How many of the lines contain the string "name"? Give the number, with no other words.

Dataset rows about figures:
____________________

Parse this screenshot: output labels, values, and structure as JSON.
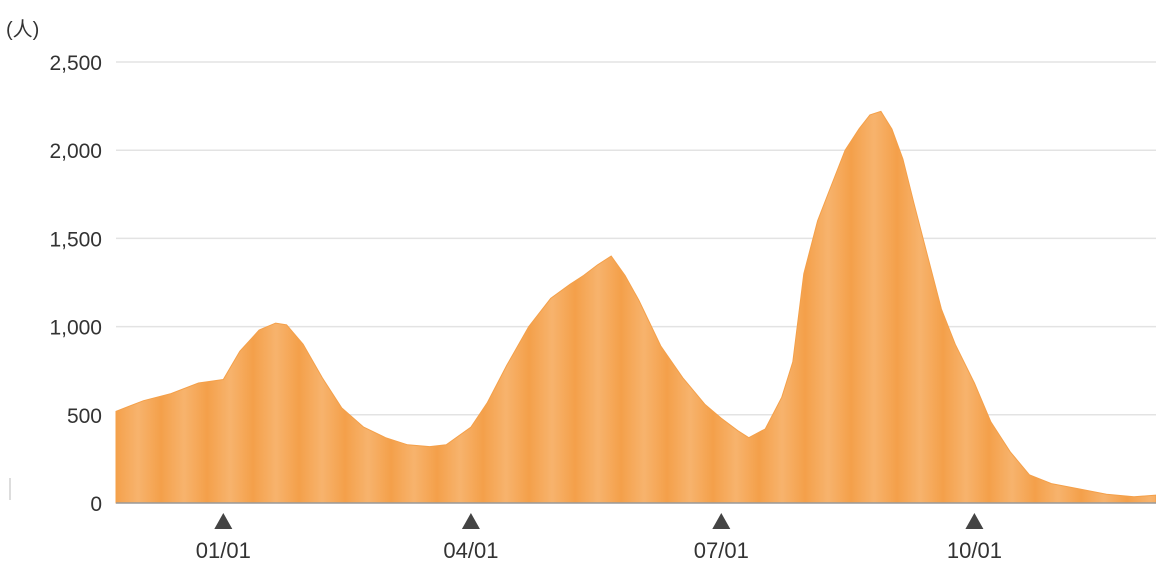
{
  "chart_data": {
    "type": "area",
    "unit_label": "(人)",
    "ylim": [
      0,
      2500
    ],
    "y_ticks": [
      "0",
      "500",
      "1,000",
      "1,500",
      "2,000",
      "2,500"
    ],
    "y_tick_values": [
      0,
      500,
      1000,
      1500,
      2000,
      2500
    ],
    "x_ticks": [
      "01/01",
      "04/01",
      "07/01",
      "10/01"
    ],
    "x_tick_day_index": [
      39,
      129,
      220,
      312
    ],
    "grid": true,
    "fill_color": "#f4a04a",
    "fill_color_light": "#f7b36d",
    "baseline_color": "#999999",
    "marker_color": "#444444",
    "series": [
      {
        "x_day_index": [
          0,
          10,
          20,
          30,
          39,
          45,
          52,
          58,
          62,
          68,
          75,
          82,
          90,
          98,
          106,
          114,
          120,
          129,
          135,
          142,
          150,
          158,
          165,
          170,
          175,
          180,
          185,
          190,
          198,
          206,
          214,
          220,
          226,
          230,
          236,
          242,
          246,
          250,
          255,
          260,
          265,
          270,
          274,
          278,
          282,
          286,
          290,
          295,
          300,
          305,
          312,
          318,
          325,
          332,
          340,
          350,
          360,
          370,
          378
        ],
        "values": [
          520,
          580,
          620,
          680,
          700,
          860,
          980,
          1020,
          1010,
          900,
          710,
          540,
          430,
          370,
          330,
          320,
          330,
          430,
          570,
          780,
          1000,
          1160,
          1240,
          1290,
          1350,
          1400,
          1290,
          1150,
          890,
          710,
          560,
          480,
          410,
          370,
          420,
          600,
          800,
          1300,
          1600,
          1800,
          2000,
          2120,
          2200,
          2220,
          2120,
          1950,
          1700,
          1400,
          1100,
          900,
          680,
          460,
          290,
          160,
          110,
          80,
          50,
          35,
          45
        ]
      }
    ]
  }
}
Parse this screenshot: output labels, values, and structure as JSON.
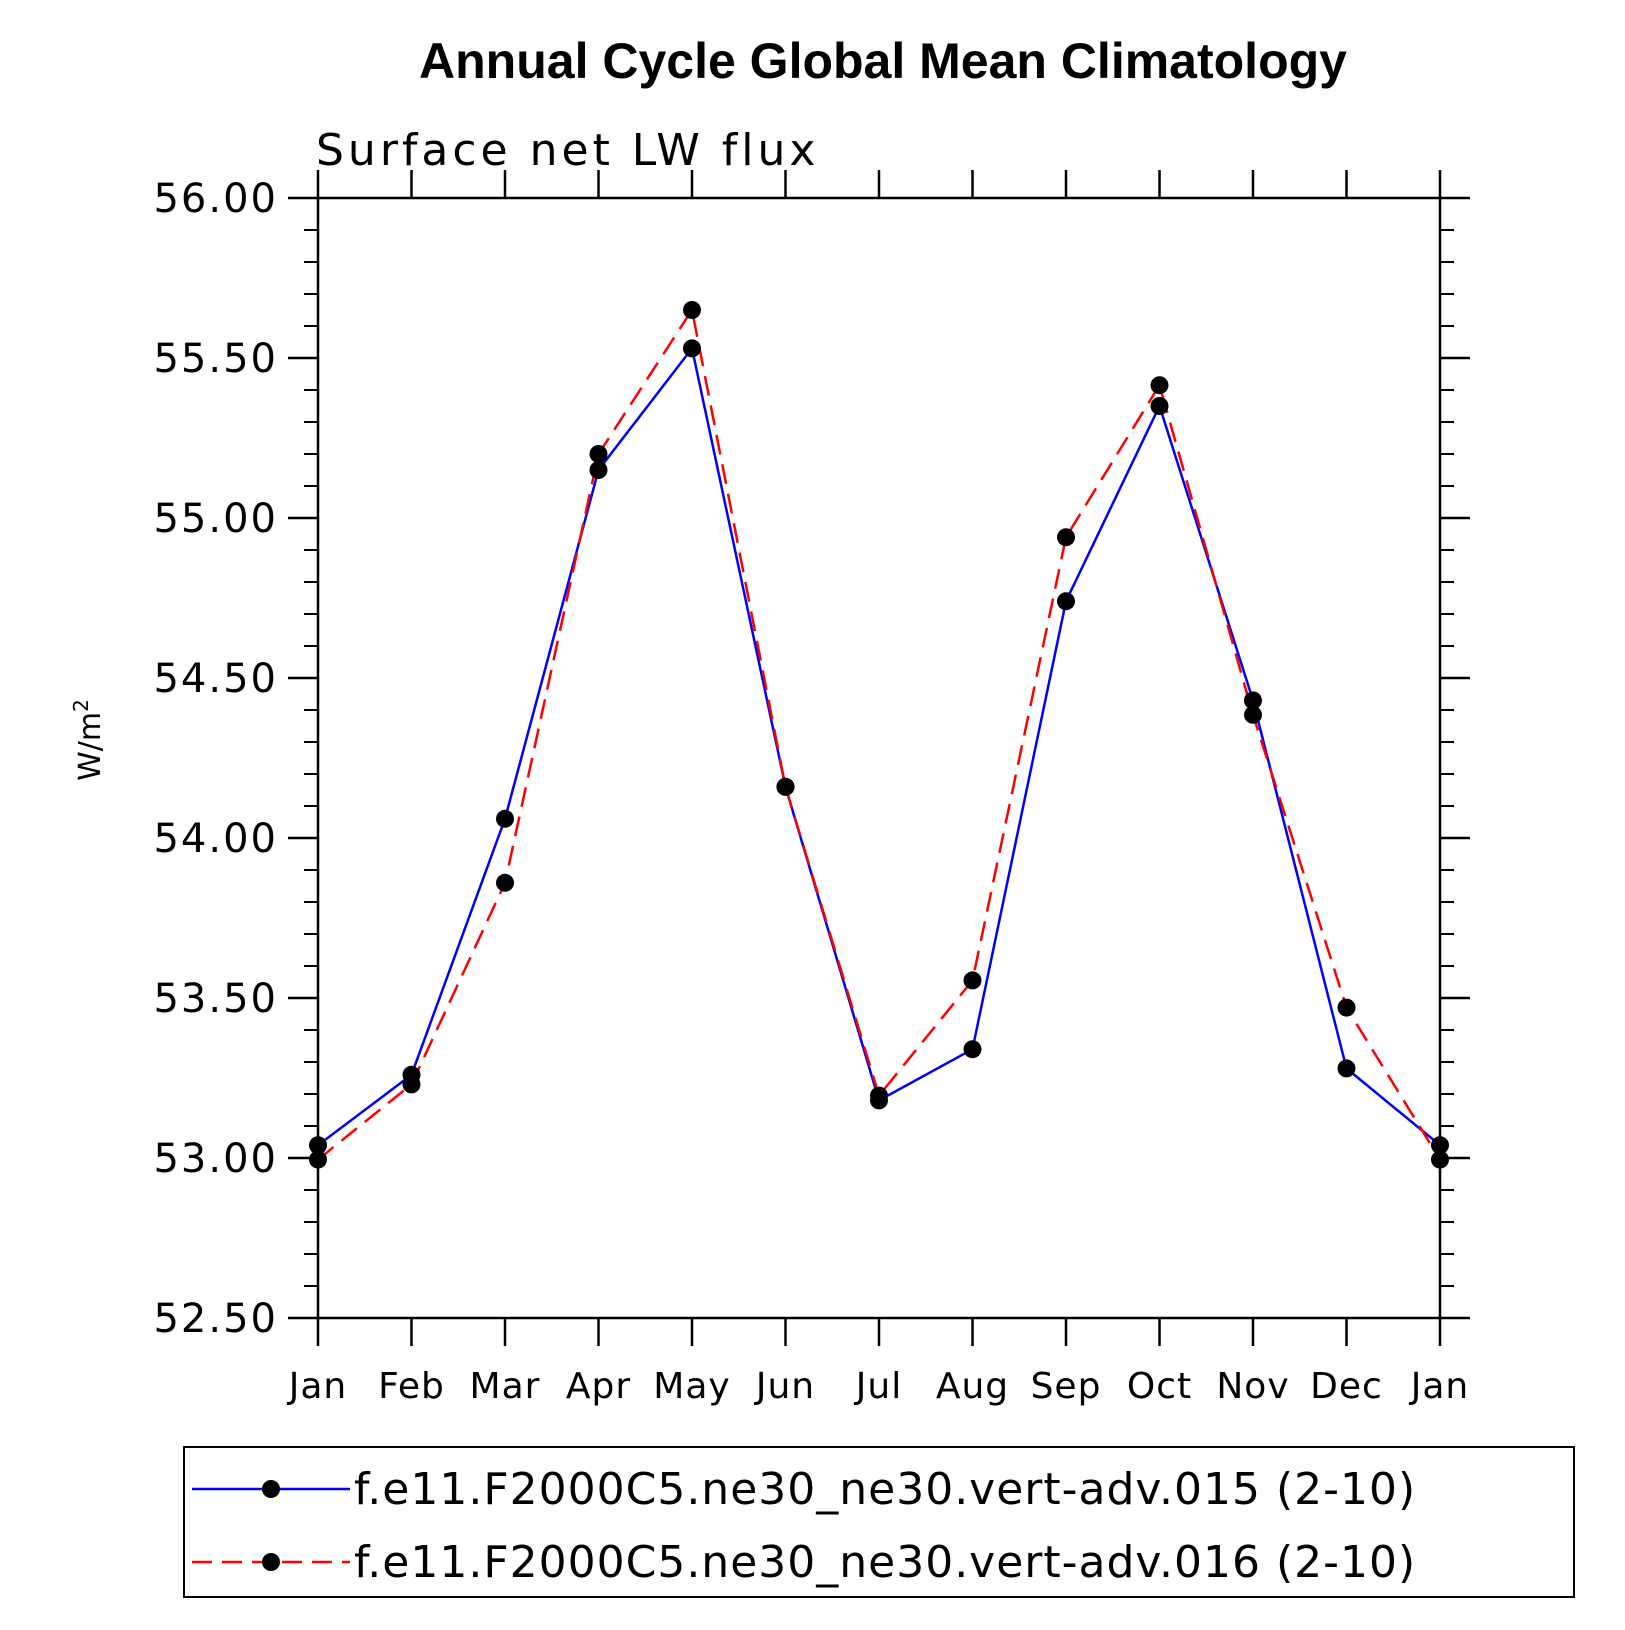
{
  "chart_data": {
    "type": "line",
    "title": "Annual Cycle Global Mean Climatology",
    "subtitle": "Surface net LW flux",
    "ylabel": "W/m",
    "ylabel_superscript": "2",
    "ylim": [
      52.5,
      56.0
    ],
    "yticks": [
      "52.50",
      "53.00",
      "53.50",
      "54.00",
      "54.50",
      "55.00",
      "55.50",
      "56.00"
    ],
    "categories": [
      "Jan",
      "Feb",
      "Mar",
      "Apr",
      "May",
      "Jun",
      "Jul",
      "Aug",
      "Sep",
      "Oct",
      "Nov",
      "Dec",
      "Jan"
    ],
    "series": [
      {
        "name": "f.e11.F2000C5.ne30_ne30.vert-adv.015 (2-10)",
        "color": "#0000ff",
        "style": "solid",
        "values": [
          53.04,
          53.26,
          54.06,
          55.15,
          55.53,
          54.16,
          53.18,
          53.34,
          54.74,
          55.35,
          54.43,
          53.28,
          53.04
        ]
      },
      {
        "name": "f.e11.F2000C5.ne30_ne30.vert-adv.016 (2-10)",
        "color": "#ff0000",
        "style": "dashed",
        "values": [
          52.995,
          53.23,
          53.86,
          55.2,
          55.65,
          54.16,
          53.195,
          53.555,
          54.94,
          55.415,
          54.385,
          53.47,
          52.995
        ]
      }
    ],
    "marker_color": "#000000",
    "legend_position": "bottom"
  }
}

____________________

#### Completed task
2